- [Dataset rows about figures]

══════════════════════════════

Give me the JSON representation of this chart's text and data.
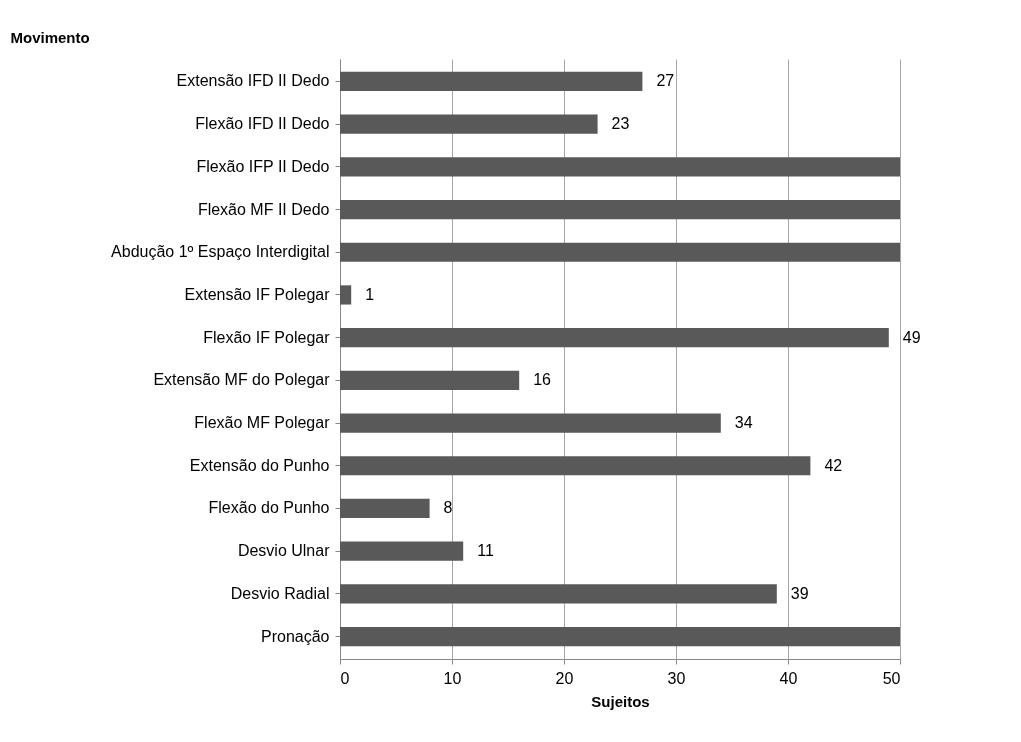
{
  "chart_data": {
    "type": "bar",
    "orientation": "horizontal",
    "ylabel": "Movimento",
    "xlabel": "Sujeitos",
    "categories": [
      "Extensão IFD II Dedo",
      "Flexão IFD II Dedo",
      "Flexão IFP II Dedo",
      "Flexão MF II Dedo",
      "Abdução 1º Espaço Interdigital",
      "Extensão IF Polegar",
      "Flexão IF Polegar",
      "Extensão MF do Polegar",
      "Flexão MF Polegar",
      "Extensão do Punho",
      "Flexão do Punho",
      "Desvio Ulnar",
      "Desvio Radial",
      "Pronação"
    ],
    "values": [
      27,
      23,
      50,
      50,
      50,
      1,
      49,
      16,
      34,
      42,
      8,
      11,
      39,
      50
    ],
    "value_labels": [
      "27",
      "23",
      null,
      null,
      null,
      "1",
      "49",
      "16",
      "34",
      "42",
      "8",
      "11",
      "39",
      null
    ],
    "color": "#595959",
    "xlim": [
      0,
      50
    ],
    "xticks": [
      0,
      10,
      20,
      30,
      40,
      50
    ],
    "grid": "x"
  }
}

══════════════════════════════

- [Aim of the task]
Only lines with the word "Extensão" should be collected from the material.

- [Worked answer]
      "Extensão IFD II Dedo",
      "Extensão IF Polegar",
      "Extensão MF do Polegar",
      "Extensão do Punho",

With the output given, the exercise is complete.